→ WRITTEN PROBLEM:
Copy out the entries in full and with complete accuracy; pictures are excluded.

→ Records about charts and figures:
============

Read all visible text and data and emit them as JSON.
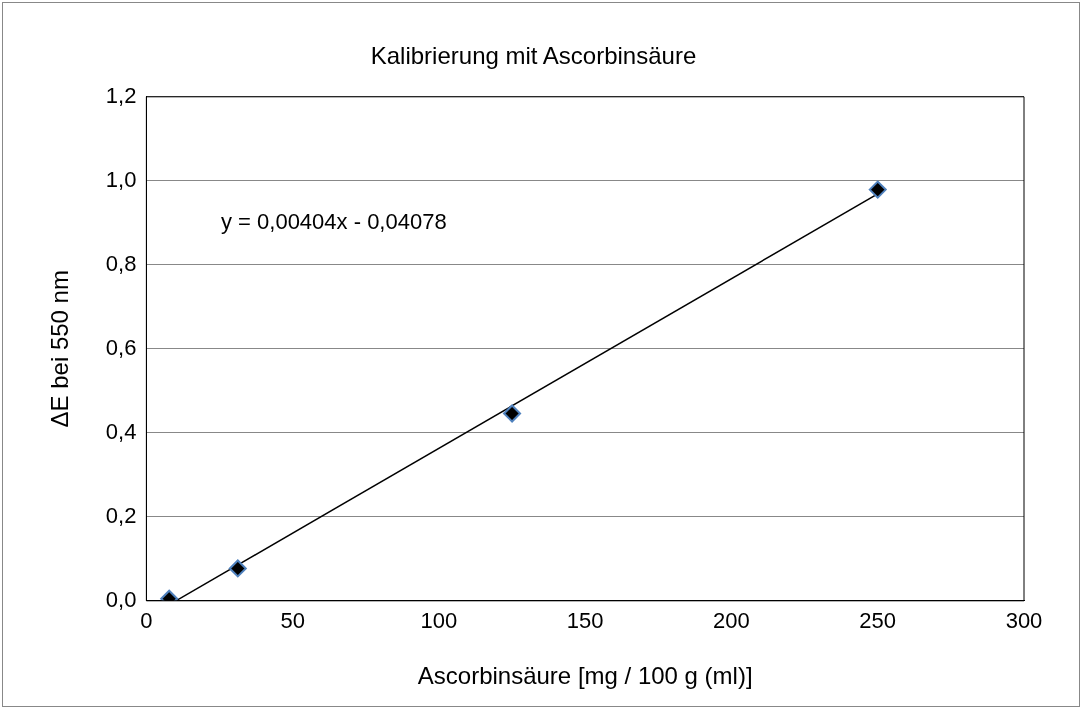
{
  "chart_data": {
    "type": "scatter",
    "title": "Kalibrierung mit Ascorbinsäure",
    "xlabel": "Ascorbinsäure [mg / 100 g (ml)]",
    "ylabel": "ΔE bei 550 nm",
    "series": [
      {
        "type": "scatter",
        "color": "#000000",
        "x": [
          7.8,
          31.25,
          125,
          250
        ],
        "values": [
          0.005,
          0.077,
          0.446,
          0.979
        ]
      },
      {
        "type": "line",
        "color": "#000000",
        "marker": "none",
        "x": [
          10.09,
          250
        ],
        "values": [
          0,
          0.969
        ]
      }
    ],
    "xlim": [
      0,
      300
    ],
    "xticks": [
      0,
      50,
      100,
      150,
      200,
      250,
      300
    ],
    "ylim": [
      0,
      1.2
    ],
    "yticks": [
      {
        "value": 0,
        "label": "0,0"
      },
      {
        "value": 0.2,
        "label": "0,2"
      },
      {
        "value": 0.4,
        "label": "0,4"
      },
      {
        "value": 0.6,
        "label": "0,6"
      },
      {
        "value": 0.8,
        "label": "0,8"
      },
      {
        "value": 1,
        "label": "1,0"
      },
      {
        "value": 1.2,
        "label": "1,2"
      }
    ],
    "grid": "y",
    "legend": false,
    "marker": "diamond",
    "annotations": [
      "y = 0,00404x - 0,04078"
    ]
  }
}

============

→ SOLUTION:
Read all visible text and data and emit them as JSON.
{
  "chart_data": {
    "type": "scatter",
    "title": "Kalibrierung mit Ascorbinsäure",
    "xlabel": "Ascorbinsäure [mg / 100 g (ml)]",
    "ylabel": "ΔE bei 550 nm",
    "series": [
      {
        "type": "scatter",
        "color": "#000000",
        "x": [
          7.8,
          31.25,
          125,
          250
        ],
        "values": [
          0.005,
          0.077,
          0.446,
          0.979
        ]
      },
      {
        "type": "line",
        "color": "#000000",
        "marker": "none",
        "x": [
          10.09,
          250
        ],
        "values": [
          0,
          0.969
        ]
      }
    ],
    "xlim": [
      0,
      300
    ],
    "xticks": [
      0,
      50,
      100,
      150,
      200,
      250,
      300
    ],
    "ylim": [
      0,
      1.2
    ],
    "yticks": [
      {
        "value": 0,
        "label": "0,0"
      },
      {
        "value": 0.2,
        "label": "0,2"
      },
      {
        "value": 0.4,
        "label": "0,4"
      },
      {
        "value": 0.6,
        "label": "0,6"
      },
      {
        "value": 0.8,
        "label": "0,8"
      },
      {
        "value": 1,
        "label": "1,0"
      },
      {
        "value": 1.2,
        "label": "1,2"
      }
    ],
    "grid": "y",
    "legend": false,
    "marker": "diamond",
    "annotations": [
      "y = 0,00404x - 0,04078"
    ]
  }
}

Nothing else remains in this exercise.